ENTRIES SUPPLIED:
--- begin ---

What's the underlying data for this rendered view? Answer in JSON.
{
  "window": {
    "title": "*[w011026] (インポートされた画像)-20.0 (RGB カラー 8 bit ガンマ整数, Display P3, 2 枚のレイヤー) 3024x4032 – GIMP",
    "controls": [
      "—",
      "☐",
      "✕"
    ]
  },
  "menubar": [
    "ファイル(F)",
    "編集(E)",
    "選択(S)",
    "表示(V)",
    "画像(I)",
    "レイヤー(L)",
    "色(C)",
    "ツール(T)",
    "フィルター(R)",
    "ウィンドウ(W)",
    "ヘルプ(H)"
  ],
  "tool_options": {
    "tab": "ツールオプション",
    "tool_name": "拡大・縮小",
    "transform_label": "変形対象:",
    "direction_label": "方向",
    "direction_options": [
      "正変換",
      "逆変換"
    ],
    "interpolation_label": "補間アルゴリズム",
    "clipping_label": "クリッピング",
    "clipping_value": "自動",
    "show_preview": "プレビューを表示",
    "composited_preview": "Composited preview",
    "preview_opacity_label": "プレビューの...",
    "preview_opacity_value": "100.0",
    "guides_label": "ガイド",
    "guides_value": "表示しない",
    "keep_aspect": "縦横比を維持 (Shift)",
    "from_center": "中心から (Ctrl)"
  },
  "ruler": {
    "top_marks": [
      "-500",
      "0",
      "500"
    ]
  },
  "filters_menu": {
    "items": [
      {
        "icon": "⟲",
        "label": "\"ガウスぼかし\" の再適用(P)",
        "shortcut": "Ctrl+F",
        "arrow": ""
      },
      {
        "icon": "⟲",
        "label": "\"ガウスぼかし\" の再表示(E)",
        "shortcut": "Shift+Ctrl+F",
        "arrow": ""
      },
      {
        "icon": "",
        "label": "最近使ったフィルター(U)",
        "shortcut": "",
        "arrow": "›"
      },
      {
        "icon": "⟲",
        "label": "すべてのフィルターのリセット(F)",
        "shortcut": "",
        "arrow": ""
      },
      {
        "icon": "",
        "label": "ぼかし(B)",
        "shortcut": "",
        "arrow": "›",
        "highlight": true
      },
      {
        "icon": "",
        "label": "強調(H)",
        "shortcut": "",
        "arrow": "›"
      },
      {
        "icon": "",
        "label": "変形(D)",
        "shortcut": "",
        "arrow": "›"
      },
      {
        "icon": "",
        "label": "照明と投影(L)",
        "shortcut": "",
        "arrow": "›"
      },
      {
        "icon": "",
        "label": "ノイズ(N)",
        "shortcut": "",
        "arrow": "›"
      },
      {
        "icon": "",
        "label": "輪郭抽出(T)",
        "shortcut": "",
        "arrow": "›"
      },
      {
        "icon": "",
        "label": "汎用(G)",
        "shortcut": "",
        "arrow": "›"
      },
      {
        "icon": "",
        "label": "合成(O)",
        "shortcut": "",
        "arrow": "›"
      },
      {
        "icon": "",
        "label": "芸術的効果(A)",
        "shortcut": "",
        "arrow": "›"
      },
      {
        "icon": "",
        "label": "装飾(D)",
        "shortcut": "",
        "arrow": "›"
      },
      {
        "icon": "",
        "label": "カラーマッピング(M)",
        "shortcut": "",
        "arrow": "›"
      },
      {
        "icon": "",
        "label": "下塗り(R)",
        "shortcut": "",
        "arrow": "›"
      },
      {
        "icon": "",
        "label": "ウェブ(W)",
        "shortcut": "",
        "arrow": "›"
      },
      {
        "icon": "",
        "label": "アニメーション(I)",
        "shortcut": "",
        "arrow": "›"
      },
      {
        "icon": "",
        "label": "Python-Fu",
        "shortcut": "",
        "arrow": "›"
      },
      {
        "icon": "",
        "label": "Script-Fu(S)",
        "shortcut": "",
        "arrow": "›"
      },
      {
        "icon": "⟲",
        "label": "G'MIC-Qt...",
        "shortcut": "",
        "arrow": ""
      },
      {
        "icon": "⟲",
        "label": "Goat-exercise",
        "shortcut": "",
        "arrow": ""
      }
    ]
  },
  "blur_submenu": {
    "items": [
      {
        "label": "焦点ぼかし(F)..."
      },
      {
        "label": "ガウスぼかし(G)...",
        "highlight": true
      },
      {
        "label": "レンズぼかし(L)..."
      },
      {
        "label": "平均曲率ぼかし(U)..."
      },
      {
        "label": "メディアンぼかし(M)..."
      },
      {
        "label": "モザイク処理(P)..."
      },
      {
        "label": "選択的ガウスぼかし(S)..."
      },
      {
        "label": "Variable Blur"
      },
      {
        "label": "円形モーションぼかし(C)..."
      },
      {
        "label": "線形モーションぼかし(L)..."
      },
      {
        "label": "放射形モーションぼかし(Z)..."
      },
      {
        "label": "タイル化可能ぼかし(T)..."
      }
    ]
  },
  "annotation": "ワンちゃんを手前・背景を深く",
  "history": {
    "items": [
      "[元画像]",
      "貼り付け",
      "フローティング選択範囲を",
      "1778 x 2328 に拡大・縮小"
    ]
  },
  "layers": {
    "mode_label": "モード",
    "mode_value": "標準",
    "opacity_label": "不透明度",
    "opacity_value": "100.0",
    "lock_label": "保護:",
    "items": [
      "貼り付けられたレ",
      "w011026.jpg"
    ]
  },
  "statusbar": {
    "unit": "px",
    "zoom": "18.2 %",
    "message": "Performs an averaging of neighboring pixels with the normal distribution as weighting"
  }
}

--- end ---

TASK PROMPT:
Set down every line of the listing above again, exactly as given.

RESPONSE TO THIS EXERCISE:
What's the underlying data for this rendered view? Answer in JSON.
{
  "window": {
    "title": "*[w011026] (インポートされた画像)-20.0 (RGB カラー 8 bit ガンマ整数, Display P3, 2 枚のレイヤー) 3024x4032 – GIMP",
    "controls": [
      "—",
      "☐",
      "✕"
    ]
  },
  "menubar": [
    "ファイル(F)",
    "編集(E)",
    "選択(S)",
    "表示(V)",
    "画像(I)",
    "レイヤー(L)",
    "色(C)",
    "ツール(T)",
    "フィルター(R)",
    "ウィンドウ(W)",
    "ヘルプ(H)"
  ],
  "tool_options": {
    "tab": "ツールオプション",
    "tool_name": "拡大・縮小",
    "transform_label": "変形対象:",
    "direction_label": "方向",
    "direction_options": [
      "正変換",
      "逆変換"
    ],
    "interpolation_label": "補間アルゴリズム",
    "clipping_label": "クリッピング",
    "clipping_value": "自動",
    "show_preview": "プレビューを表示",
    "composited_preview": "Composited preview",
    "preview_opacity_label": "プレビューの...",
    "preview_opacity_value": "100.0",
    "guides_label": "ガイド",
    "guides_value": "表示しない",
    "keep_aspect": "縦横比を維持 (Shift)",
    "from_center": "中心から (Ctrl)"
  },
  "ruler": {
    "top_marks": [
      "-500",
      "0",
      "500"
    ]
  },
  "filters_menu": {
    "items": [
      {
        "icon": "⟲",
        "label": "\"ガウスぼかし\" の再適用(P)",
        "shortcut": "Ctrl+F",
        "arrow": ""
      },
      {
        "icon": "⟲",
        "label": "\"ガウスぼかし\" の再表示(E)",
        "shortcut": "Shift+Ctrl+F",
        "arrow": ""
      },
      {
        "icon": "",
        "label": "最近使ったフィルター(U)",
        "shortcut": "",
        "arrow": "›"
      },
      {
        "icon": "⟲",
        "label": "すべてのフィルターのリセット(F)",
        "shortcut": "",
        "arrow": ""
      },
      {
        "icon": "",
        "label": "ぼかし(B)",
        "shortcut": "",
        "arrow": "›",
        "highlight": true
      },
      {
        "icon": "",
        "label": "強調(H)",
        "shortcut": "",
        "arrow": "›"
      },
      {
        "icon": "",
        "label": "変形(D)",
        "shortcut": "",
        "arrow": "›"
      },
      {
        "icon": "",
        "label": "照明と投影(L)",
        "shortcut": "",
        "arrow": "›"
      },
      {
        "icon": "",
        "label": "ノイズ(N)",
        "shortcut": "",
        "arrow": "›"
      },
      {
        "icon": "",
        "label": "輪郭抽出(T)",
        "shortcut": "",
        "arrow": "›"
      },
      {
        "icon": "",
        "label": "汎用(G)",
        "shortcut": "",
        "arrow": "›"
      },
      {
        "icon": "",
        "label": "合成(O)",
        "shortcut": "",
        "arrow": "›"
      },
      {
        "icon": "",
        "label": "芸術的効果(A)",
        "shortcut": "",
        "arrow": "›"
      },
      {
        "icon": "",
        "label": "装飾(D)",
        "shortcut": "",
        "arrow": "›"
      },
      {
        "icon": "",
        "label": "カラーマッピング(M)",
        "shortcut": "",
        "arrow": "›"
      },
      {
        "icon": "",
        "label": "下塗り(R)",
        "shortcut": "",
        "arrow": "›"
      },
      {
        "icon": "",
        "label": "ウェブ(W)",
        "shortcut": "",
        "arrow": "›"
      },
      {
        "icon": "",
        "label": "アニメーション(I)",
        "shortcut": "",
        "arrow": "›"
      },
      {
        "icon": "",
        "label": "Python-Fu",
        "shortcut": "",
        "arrow": "›"
      },
      {
        "icon": "",
        "label": "Script-Fu(S)",
        "shortcut": "",
        "arrow": "›"
      },
      {
        "icon": "⟲",
        "label": "G'MIC-Qt...",
        "shortcut": "",
        "arrow": ""
      },
      {
        "icon": "⟲",
        "label": "Goat-exercise",
        "shortcut": "",
        "arrow": ""
      }
    ]
  },
  "blur_submenu": {
    "items": [
      {
        "label": "焦点ぼかし(F)..."
      },
      {
        "label": "ガウスぼかし(G)...",
        "highlight": true
      },
      {
        "label": "レンズぼかし(L)..."
      },
      {
        "label": "平均曲率ぼかし(U)..."
      },
      {
        "label": "メディアンぼかし(M)..."
      },
      {
        "label": "モザイク処理(P)..."
      },
      {
        "label": "選択的ガウスぼかし(S)..."
      },
      {
        "label": "Variable Blur"
      },
      {
        "label": "円形モーションぼかし(C)..."
      },
      {
        "label": "線形モーションぼかし(L)..."
      },
      {
        "label": "放射形モーションぼかし(Z)..."
      },
      {
        "label": "タイル化可能ぼかし(T)..."
      }
    ]
  },
  "annotation": "ワンちゃんを手前・背景を深く",
  "history": {
    "items": [
      "[元画像]",
      "貼り付け",
      "フローティング選択範囲を",
      "1778 x 2328 に拡大・縮小"
    ]
  },
  "layers": {
    "mode_label": "モード",
    "mode_value": "標準",
    "opacity_label": "不透明度",
    "opacity_value": "100.0",
    "lock_label": "保護:",
    "items": [
      "貼り付けられたレ",
      "w011026.jpg"
    ]
  },
  "statusbar": {
    "unit": "px",
    "zoom": "18.2 %",
    "message": "Performs an averaging of neighboring pixels with the normal distribution as weighting"
  }
}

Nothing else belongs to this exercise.